- Task list
a) Answer these from the passage on data center staffing below, one line each, marked like the questions:
(i) How long did the decline in data center staffing last before it leveled out?
(ii) What share of the typical IT staff did system administrators, programmers and engineers make up in 2008?
(iii) What is the name of the annual study from Computer Economics?
b) The passage on data center staffing below says some of the rise in data center staffing comes from a decline in overall IT staffing. In one to three sentences, explain how that decline produces the rise.
c) Copy word for word the part of the passage on data center staffing below starting with "At Computer Economics, our" and going on through "the total explanation.".

- Selection

When viewed as a percentage of total IT staff, data center staffing levels appear to have leveled out, following a decade-long decline, and may even be on the rise again. The reason for this is not entirely clear. It may be that we are at the beginning of a very different trend: the build-out of data centers to accommodate even greater computing workloads. Or, it may be that recession-driven cost-cutting has caused a temporary disruption in the longer-term trends.

 

At Computer Economics, our annual “IT Spending and Staffing Benchmarks”  study shows that data center functions survived the global recession just fine. And during the past few years, “just fine” is about as positive as it gets. System administrators, programmers and engineers, as a group, were at the front of the line when it came to job protection. Staffing levels among this group rose from 8.5 percent of the typical IT staff in 2008, to a healthy 10.2 percent this year. Some of this rise is attributable to a decline in overall IT staffing levels. A reduction in the programmers or network personnel in an organization, for instance, would cause data center personnel to look bigger as a percentage of total staff. But that is not the total explanation.

- Available data
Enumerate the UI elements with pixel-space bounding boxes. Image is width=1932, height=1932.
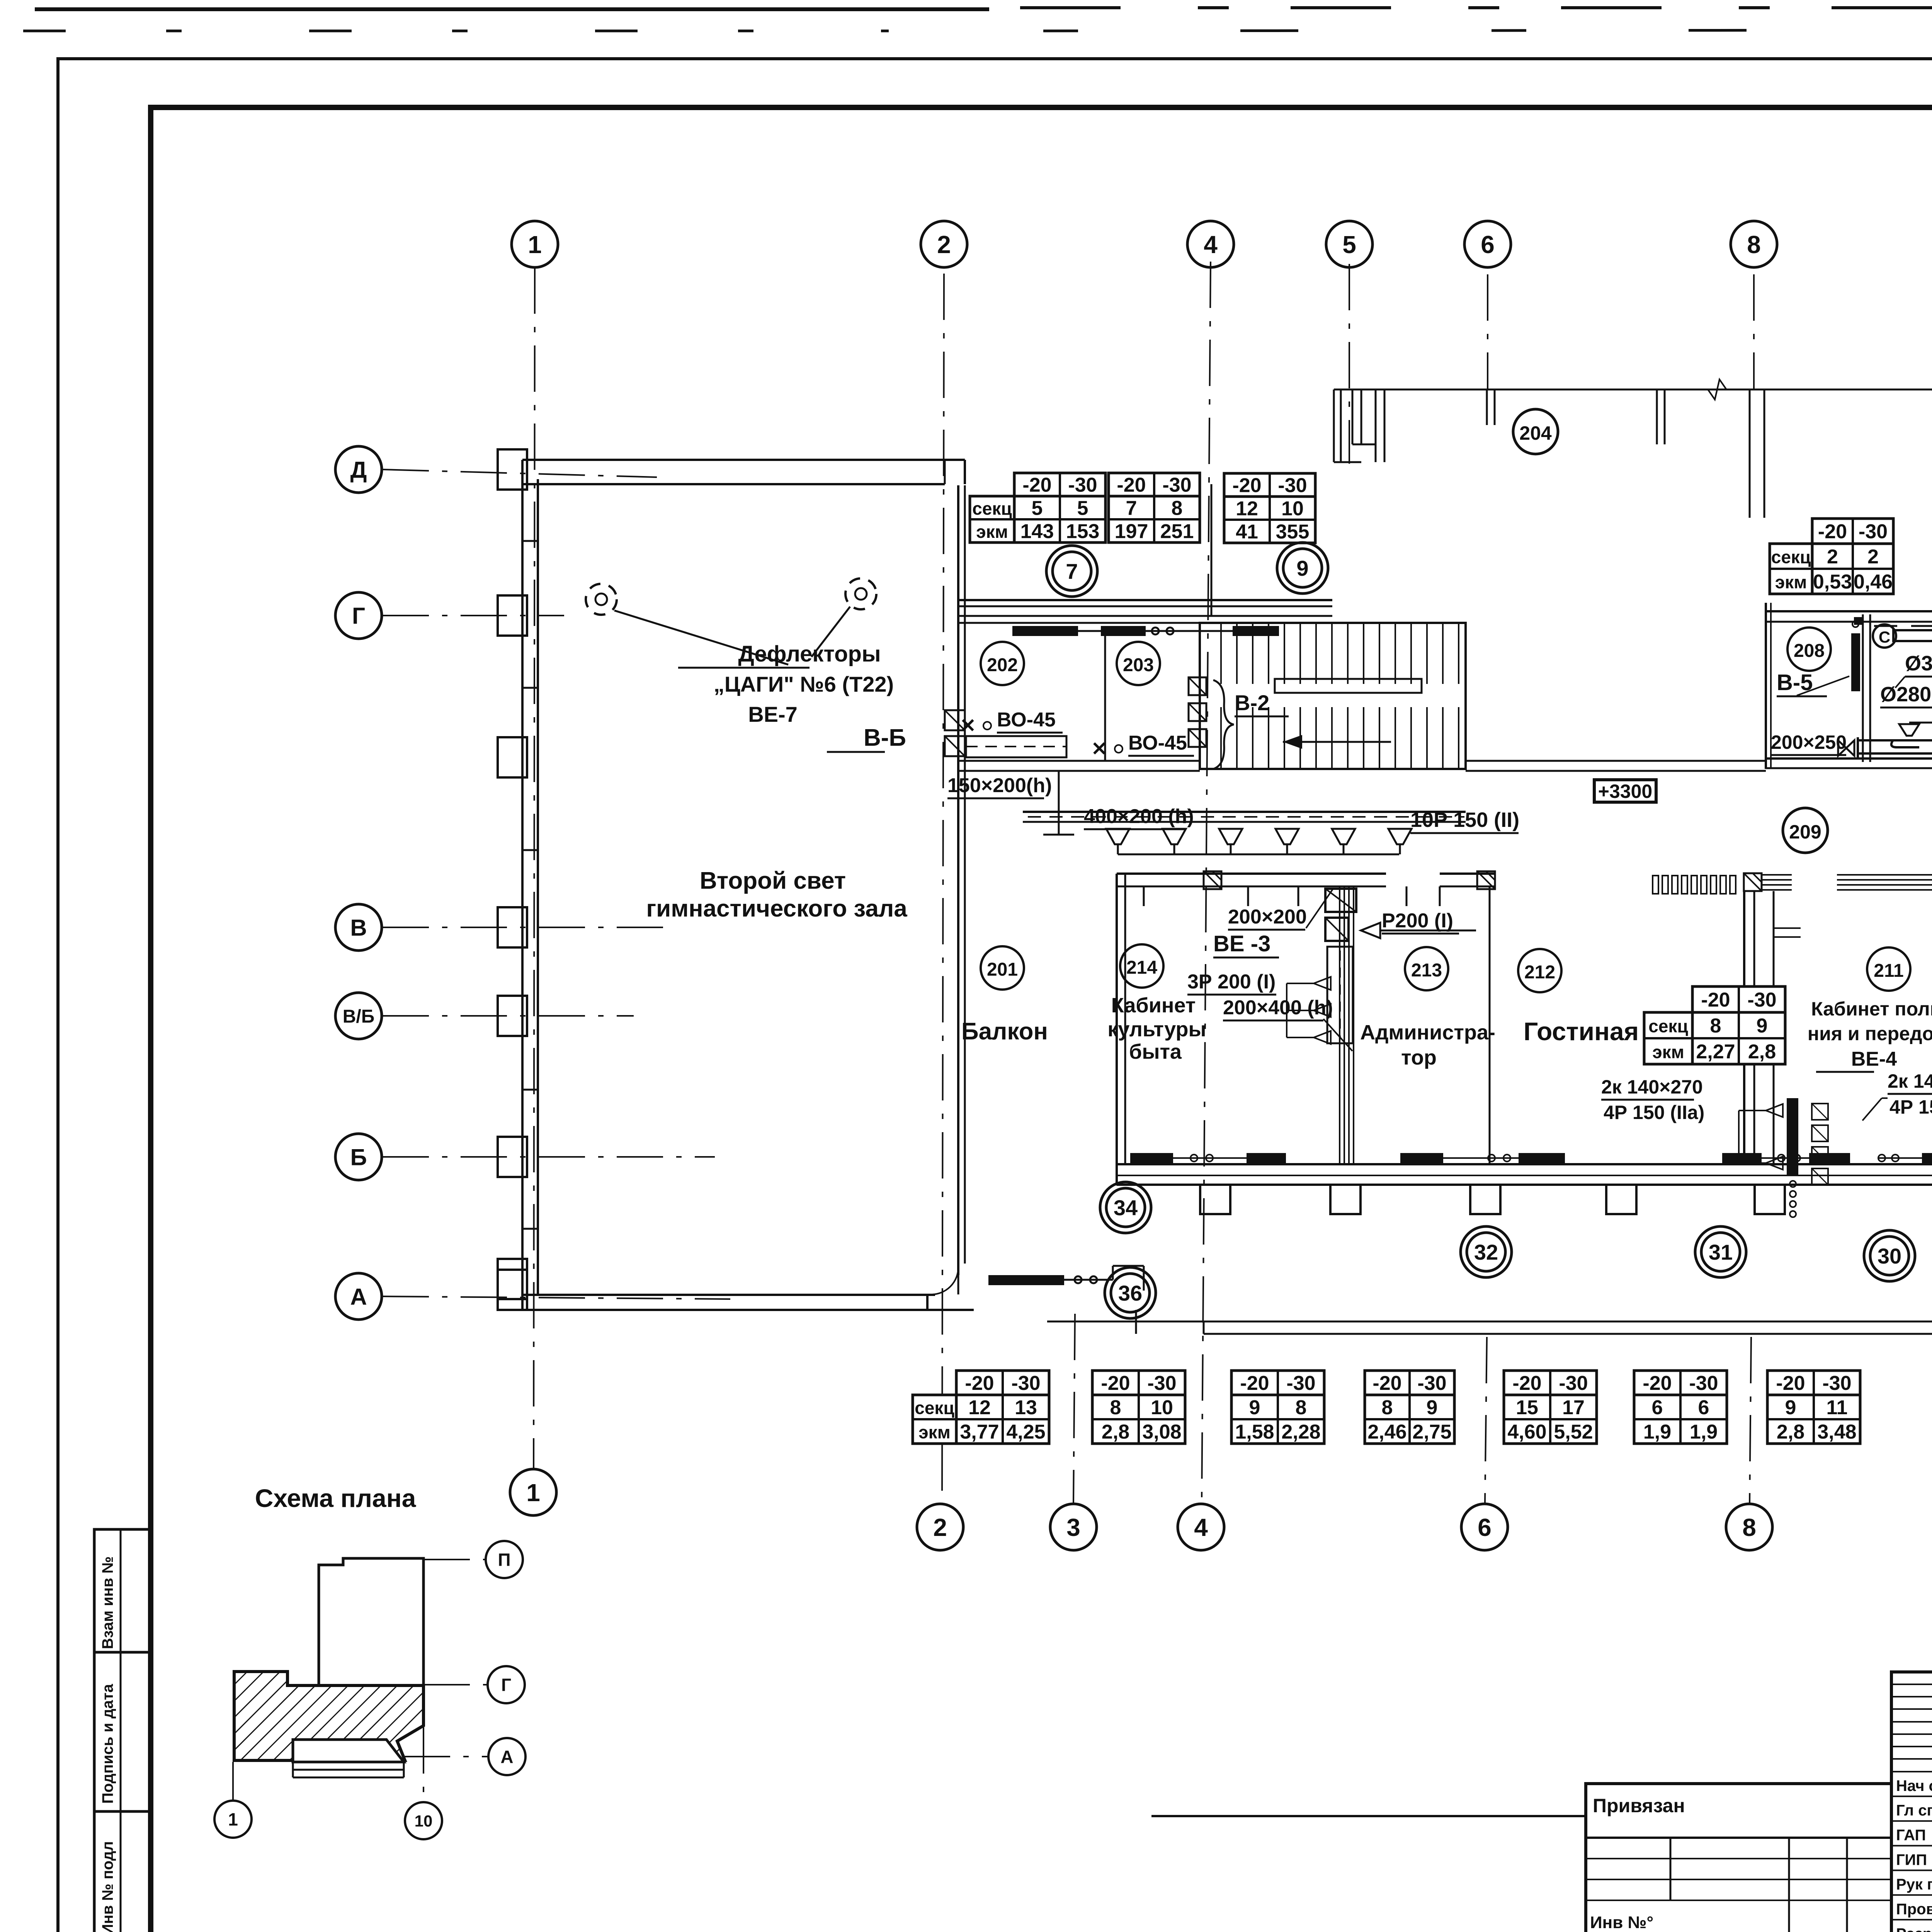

- Task-by-task results
a)
(i) A decade.
(ii) 8.5 percent.
(iii) "IT Spending and Staffing Benchmarks."

b) Staffing is measured as a percentage of total IT staff. If an organization cuts other staff, such as programmers or network personnel, its data center personnel make up a bigger share of the smaller total, even without new hires.

c)
At Computer Economics, our annual “IT Spending and Staffing Benchmarks”  study shows that data center functions survived the global recession just fine. And during the past few years, “just fine” is about as positive as it gets. System administrators, programmers and engineers, as a group, were at the front of the line when it came to job protection. Staffing levels among this group rose from 8.5 percent of the typical IT staff in 2008, to a healthy 10.2 percent this year. Some of this rise is attributable to a decline in overall IT staffing levels. A reduction in the programmers or network personnel in an organization, for instance, would cause data center personnel to look bigger as a percentage of total staff. But that is not the total explanation.